== Requirement 1 ==
Write out the part of the forum thread on wearing bib shorts in cold weather from "# Bib shorts" up to and including "under bib shorts?".
== Requirement 2 ==
In the forum thread on wearing bib shorts in cold weather, what does blacksheep5150 say anything worn under the chamois will produce?
== Requirement 3 ==
Carry on the forum thread on wearing bib shorts in cold weather from its final post.

──────── Page text ────────

# Bib shorts with leggings or long johns for colder temps



## PeterMike (Jul 28, 2016)

Hi,

I'd like to ask how do you wear bib shorts with pad or normal bicycle shorts with pad combined with leggins for colder temps?

Is it good idea to wear normal leggins for running or thermal long johns under bib shorts?
Please note that I do not have winter cycling shorts, only have thermal merino long johns and under armour heat gear leggins.

How do you wear bottom in colder temps?


----------



## blacksheep5150 (Oct 22, 2014)

I switch to baggy shorts in winter and wear my under armor over bibs or padded liner .then mtb shorts


----------



## PeterMike (Jul 28, 2016)

Great idea I have windproof Warmpeace Spring pants








So long johns/leggins over bib shorts with pad and over that Warmpeace Spring pants.

I guess long johns/leggins under bib shorts with pad isn't good idea, right?


----------



## d365 (Jun 13, 2006)

chamois always goes next to the skin.


----------



## blacksheep5150 (Oct 22, 2014)

Anything under the chamois will produced major saddle sores , I learned that the hard way .. Lol


----------



## Legbacon (Jan 20, 2004)

Bibs, knee or leg warmers, and outer baggies. Cycling tights over the bigs and leg warmers if it's quite cold. knee and leg warmers are very versatile and can even be worn together.

──────── Information shown ────────

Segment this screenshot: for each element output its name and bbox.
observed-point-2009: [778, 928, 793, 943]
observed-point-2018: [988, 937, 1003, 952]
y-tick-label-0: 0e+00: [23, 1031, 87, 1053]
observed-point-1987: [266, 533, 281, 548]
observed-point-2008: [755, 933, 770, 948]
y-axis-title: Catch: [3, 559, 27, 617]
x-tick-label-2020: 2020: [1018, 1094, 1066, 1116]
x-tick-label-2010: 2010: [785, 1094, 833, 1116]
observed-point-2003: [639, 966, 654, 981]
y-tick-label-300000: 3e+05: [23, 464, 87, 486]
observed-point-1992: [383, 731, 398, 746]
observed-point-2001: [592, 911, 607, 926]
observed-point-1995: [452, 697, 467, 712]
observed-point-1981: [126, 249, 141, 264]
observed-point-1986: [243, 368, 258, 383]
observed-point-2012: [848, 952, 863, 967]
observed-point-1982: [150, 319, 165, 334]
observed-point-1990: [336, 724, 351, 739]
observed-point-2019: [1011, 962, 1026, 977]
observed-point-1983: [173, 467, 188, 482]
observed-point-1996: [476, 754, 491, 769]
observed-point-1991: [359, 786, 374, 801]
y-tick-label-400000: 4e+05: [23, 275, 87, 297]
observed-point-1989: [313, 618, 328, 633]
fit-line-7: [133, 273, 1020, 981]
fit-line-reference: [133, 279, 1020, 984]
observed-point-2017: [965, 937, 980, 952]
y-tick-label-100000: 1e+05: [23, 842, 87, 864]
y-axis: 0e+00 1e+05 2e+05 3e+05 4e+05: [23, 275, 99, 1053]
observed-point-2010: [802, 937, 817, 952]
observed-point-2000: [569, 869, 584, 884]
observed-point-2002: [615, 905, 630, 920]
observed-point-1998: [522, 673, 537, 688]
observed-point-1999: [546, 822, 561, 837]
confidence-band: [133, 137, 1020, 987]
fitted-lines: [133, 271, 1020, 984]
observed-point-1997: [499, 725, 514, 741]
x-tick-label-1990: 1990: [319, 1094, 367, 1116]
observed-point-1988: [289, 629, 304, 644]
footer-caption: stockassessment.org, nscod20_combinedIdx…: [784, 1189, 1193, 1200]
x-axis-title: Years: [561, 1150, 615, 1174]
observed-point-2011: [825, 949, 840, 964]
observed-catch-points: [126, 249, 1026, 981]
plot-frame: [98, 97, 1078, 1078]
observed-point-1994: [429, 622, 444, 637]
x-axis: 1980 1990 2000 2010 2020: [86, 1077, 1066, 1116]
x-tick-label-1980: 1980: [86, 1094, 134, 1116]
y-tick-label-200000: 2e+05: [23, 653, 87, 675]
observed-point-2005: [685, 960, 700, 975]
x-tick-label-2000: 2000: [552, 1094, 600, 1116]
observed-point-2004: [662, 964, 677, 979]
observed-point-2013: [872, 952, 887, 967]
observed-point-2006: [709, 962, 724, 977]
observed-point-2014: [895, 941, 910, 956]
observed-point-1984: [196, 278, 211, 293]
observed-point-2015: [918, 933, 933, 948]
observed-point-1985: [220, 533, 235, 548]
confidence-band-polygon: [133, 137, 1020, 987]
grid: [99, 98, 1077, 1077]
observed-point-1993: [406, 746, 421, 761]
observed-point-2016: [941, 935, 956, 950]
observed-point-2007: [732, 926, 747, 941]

────────

== Task output 1 ==
# Bib shorts with leggings or long johns for colder temps



## PeterMike (Jul 28, 2016)

Hi,

I'd like to ask how do you wear bib shorts with pad or normal bicycle shorts with pad combined with leggins for colder temps?

Is it good idea to wear normal leggins for running or thermal long johns under bib shorts?

== Task output 2 ==
Major saddle sores.

== Task output 3 ==
----------



## MSU Alum (Aug 8, 2009)

Also, if you can keep your core temp up by insulating your torso more, you don't need leg covering as much.


----------



## Legbacon (Jan 20, 2004)

Keep your knees warm, they will age better.


----------



## PeterMike (Jul 28, 2016)

I've already have Rogelli softshell knee warmers ( Kniestukken, Softshell ) will try when it will be colder to check if I really need thermo long johns or running leggins over the bib shorts with pad.

MSU Alum I have tendency to overheating and I've almost always sweat back, but with colder tems even if I'm sweat my fingers and toes are cold, have to look at warm pair of gloves and maybe merino socks.


----------



## PUNKY (Apr 26, 2010)

Wear knee pads or the newer pedal armour which is pretty close to a pair of knee warmers with some soft armour attached to it. Or get a pair of thermal bibs or thermal knicker bibs.

I picked up a pair of Icebreaker knickers on clear-out and without the bibs, them and my outer shorts are in a constant race to see which one can expose my ass crack the fastest...


----------



## Harold (Dec 23, 2003)

My kit when cold depends a lot on the specifics of the weather.

#1 rule: Layer!

I always start with my summer shorts for the chamois. Next layer might be just knee warmers (I need a new pair, as my current ones are pretty stretched out). The next layer might be just a pair of baselayer pants. It might be both. Or it might be a pair of softshell cycling tights, or some combination of the above. I usually finish by wearing baggies. Basically, they provide extra wind protection over the crotch and for where the femoral artery comes close to the surface on the inner thigh. I consider my "core" to start at the inner thigh and go up to the neck.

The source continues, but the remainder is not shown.